» **What this exercise asks**
1 > Answer these questions using the course project guidelines below:
(a) About how many minutes does each group get for its presentation?
(b) What is submitting work from other courses or previous projects considered?
(c) How many categories of everyday actions do the HMDB51 video clips span?
2 > Write the next part of the course project guidelines below, starting right after their final sentence about HMDB51.

4. Presentation: Each group will have approximately 8 minutes for their presentation,
followed by a Q&A session. Every member must present their part of the work. The use of visualizations (figures, graphs, demos) is highly encouraged to clearly convey your project's story.
5. Academic Integrity:
o We have a zero-tolerance policy for plagiarism. All submissions will be checked by anti-plagiarism software. Copying code from online sources or generative AI tools without proper citation and understanding is strictly prohibited.
o Submission of work from other courses or previous projects is considered self- plagiarism and is not allowed.
2. Topics
You may choose one of the following three topics. For Topics 1 and 2, you are expected to build on the suggested tasks. For Topic 3, you have the freedom to define your own project, keeping in mind that the project's scope and difficulty will be evaluated.
Topic 1: Human Action Recognition (Computer Vision)
This project focuses on building and evaluating deep learning models for human action recognition using the HMDB51 dataset, a standard benchmark in video understanding.
HMDB51 contains short video clips spanning 51 categories of everyday actions (e.g., running, walking, clapping).

» **Data provided**
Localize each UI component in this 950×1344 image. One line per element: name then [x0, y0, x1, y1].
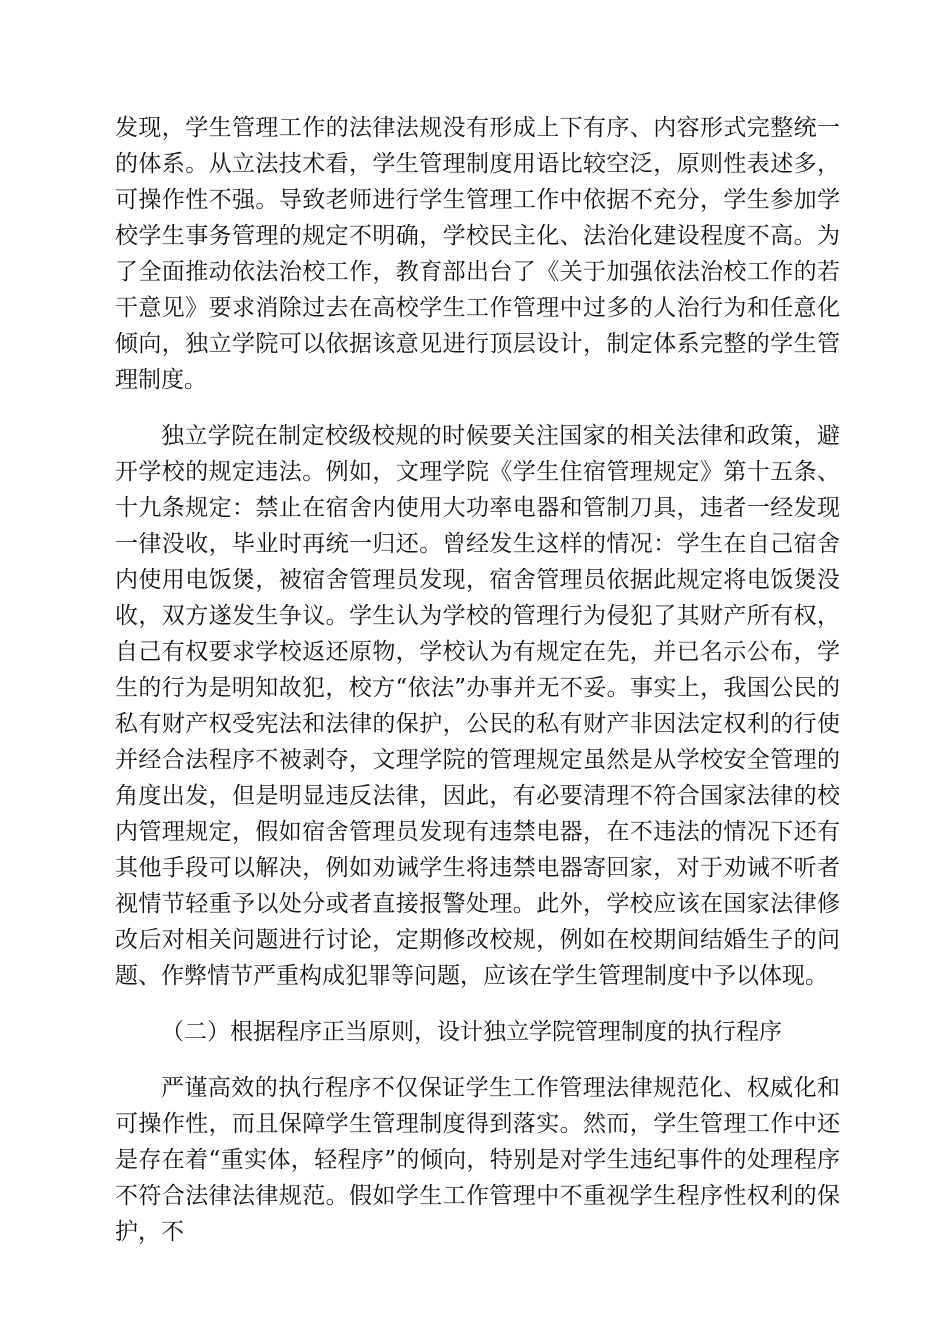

» **Task answers**
1 >
(a) About 8 minutes.
(b) Self-plagiarism.
(c) 51.

2 >
Dataset:
1. This topic is based on the HMDB51 Dataset, available for public download at
http://serre-lab.clps.brown.edu/resource/hmdb-a-large-human-motion-database/
2. You may find the HMDB51 dataset API from torchvision helpful. For more details, see https://docs.pytorch.org/vision/master/generated/torchvision.datasets.HMDB51.html.
3. To keep the project tractable, you may select at least three categories of your choice and frame. the task as a multi-class classification problem. You are encouraged to explore using more classes, but we understand the limit on computing resources, so you will not be penalized for using fewer classes than other groups as long as you use at least three.
Minimum Requirements (you secure 50% scores if the following are done correctly):
1. Data split: Split the data into training, validation, and test sets.
2. Frame. extraction & preprocessing: From each video, extract 3-4 frames, combine them into one image, and treat the problem as a static image classification task.
3. Static 2D CNN models: Train at least one CNN from scratch (e.g., a small custom CNN) and one model leveraging transfer learning (e.g., ResNet18/34) for multi-class classification.
4. Basic experimentation: Explore hyperparameters such as learning rate, batch size, and regularization (dropout, data augmentation).
5. Evaluation: Select proper evaluation metrics and analyze the results you obtained. If you aim to score higher than 50%, pick one direction and explore in-depth:
1. Explore advanced modeling techniques for video data, for example, 3D CNNs or
combining other temporal models with CNNs. Explore methods (e.g., regularization, normalization, etc.) that could optimize your model performance.
2. Focus on the same human action recognition task, but use a larger dataset (e.g., UCF101), find a suitable pre-trained model, and fine-tune it. This option requires access to more powerful GPU cards.
3. Any other interesting and creative ideas you might have for human action recognition
(you are free to explore other datasets or models). You should explain how it connects to the course content.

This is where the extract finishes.